▸ **What you need to do**
Select and copy out every line in the records containing "supérieures".

━━ Records provided ━━

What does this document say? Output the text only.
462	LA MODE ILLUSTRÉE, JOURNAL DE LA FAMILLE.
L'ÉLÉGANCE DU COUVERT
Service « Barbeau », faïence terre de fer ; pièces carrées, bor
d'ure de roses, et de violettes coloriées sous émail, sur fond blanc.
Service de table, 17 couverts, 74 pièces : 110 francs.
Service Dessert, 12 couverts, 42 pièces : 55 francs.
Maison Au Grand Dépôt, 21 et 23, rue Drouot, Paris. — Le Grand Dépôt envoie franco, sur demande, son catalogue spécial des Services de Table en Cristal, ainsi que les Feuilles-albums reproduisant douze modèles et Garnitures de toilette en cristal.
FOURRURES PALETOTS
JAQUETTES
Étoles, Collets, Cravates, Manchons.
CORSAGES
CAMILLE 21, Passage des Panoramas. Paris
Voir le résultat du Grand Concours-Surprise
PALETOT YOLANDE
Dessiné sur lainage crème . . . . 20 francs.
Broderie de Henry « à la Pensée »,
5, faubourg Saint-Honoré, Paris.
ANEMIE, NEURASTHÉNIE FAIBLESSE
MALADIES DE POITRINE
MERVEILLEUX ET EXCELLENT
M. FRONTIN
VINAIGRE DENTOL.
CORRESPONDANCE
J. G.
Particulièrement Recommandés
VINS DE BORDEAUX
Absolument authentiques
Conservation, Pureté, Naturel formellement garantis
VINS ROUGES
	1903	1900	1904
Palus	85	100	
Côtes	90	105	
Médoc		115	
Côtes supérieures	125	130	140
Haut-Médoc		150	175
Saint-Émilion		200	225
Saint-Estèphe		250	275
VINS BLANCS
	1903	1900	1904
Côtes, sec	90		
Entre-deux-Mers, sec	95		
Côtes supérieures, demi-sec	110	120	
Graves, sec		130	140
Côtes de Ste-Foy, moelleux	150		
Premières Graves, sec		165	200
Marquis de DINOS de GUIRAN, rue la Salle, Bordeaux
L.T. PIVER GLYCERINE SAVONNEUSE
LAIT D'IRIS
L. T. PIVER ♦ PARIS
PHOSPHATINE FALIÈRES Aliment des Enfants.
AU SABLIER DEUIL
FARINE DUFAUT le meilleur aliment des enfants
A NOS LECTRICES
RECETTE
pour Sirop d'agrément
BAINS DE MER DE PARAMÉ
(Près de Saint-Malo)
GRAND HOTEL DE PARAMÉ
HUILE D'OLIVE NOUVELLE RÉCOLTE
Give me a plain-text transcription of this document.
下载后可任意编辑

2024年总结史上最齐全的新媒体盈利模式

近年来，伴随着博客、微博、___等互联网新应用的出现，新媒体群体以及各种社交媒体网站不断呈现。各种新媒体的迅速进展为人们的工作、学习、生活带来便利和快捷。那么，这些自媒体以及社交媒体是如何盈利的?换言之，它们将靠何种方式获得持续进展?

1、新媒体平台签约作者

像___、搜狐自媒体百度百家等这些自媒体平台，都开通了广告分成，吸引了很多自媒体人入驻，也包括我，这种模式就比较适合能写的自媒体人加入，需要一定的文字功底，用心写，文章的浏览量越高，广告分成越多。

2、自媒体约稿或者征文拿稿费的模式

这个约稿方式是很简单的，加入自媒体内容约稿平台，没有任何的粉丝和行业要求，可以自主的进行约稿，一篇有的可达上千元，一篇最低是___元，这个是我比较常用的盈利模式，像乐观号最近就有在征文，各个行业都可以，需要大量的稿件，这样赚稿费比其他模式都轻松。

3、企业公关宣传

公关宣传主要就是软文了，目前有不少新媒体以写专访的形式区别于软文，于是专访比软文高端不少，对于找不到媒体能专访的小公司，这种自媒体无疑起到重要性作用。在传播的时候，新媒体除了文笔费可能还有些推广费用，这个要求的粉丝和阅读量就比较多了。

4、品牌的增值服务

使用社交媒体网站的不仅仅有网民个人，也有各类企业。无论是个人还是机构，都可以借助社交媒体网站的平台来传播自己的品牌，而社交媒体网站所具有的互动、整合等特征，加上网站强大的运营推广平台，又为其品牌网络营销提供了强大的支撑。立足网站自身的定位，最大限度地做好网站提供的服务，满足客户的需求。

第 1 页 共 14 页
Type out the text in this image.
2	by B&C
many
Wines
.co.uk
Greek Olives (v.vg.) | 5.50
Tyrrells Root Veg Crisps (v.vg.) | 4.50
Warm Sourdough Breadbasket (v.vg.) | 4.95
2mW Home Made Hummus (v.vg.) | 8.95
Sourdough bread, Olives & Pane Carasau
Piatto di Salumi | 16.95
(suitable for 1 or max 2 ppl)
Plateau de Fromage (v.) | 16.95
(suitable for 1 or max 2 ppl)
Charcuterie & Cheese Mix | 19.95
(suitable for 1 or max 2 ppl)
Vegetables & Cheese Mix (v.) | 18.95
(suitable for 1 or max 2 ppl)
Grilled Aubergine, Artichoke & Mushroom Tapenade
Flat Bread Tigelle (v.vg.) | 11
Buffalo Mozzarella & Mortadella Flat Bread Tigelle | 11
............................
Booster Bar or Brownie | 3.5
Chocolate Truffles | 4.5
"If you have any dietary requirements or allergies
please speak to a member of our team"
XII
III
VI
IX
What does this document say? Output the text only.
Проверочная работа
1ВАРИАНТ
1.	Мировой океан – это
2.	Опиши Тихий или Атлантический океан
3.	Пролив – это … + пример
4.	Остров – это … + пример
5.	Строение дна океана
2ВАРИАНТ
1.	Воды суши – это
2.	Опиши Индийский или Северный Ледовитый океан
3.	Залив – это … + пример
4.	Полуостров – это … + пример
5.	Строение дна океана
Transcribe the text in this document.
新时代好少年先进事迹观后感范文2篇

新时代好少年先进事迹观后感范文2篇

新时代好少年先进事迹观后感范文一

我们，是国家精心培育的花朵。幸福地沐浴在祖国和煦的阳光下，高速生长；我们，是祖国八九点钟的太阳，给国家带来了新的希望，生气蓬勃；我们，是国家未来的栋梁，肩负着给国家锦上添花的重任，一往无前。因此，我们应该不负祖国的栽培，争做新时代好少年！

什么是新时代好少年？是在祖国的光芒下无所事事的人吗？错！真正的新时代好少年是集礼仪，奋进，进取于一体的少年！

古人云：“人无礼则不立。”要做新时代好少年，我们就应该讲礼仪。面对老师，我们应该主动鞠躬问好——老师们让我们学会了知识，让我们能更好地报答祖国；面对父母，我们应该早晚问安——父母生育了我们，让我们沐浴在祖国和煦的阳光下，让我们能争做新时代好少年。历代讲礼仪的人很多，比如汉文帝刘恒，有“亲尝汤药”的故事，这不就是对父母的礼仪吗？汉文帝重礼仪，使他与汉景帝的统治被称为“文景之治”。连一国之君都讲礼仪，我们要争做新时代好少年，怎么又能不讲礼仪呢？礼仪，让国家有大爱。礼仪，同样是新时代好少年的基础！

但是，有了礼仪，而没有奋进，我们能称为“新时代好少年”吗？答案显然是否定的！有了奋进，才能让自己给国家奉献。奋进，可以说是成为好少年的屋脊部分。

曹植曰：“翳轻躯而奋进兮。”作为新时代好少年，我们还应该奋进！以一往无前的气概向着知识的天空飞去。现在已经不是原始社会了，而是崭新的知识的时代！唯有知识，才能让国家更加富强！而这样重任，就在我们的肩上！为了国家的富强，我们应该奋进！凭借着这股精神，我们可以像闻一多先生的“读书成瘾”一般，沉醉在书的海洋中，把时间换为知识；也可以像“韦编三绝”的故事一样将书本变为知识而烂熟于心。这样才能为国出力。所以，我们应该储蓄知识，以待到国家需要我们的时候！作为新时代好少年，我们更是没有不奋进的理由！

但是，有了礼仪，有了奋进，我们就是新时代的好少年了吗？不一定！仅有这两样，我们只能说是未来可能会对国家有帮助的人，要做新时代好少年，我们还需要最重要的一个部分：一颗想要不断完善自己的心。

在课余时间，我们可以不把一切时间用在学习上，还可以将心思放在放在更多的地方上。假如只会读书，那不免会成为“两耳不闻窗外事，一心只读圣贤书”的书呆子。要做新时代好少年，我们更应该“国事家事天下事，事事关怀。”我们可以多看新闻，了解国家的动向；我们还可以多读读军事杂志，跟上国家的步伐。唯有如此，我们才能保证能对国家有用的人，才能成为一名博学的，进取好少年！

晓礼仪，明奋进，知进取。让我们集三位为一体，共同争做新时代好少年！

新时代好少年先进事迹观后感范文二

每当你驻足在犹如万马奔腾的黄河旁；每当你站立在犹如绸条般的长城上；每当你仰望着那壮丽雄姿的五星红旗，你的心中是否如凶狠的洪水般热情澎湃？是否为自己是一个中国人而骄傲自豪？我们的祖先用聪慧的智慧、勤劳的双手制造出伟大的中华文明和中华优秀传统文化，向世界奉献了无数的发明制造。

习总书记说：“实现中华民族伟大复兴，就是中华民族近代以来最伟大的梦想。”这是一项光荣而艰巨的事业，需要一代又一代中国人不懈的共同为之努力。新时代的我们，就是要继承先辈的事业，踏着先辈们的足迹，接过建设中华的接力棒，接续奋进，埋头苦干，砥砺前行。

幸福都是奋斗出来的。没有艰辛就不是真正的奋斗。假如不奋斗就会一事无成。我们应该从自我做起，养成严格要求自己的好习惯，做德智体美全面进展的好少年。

━━━

▸ **Written response**
Côtes supérieures	125	130	140
Côtes supérieures, demi-sec	110	120	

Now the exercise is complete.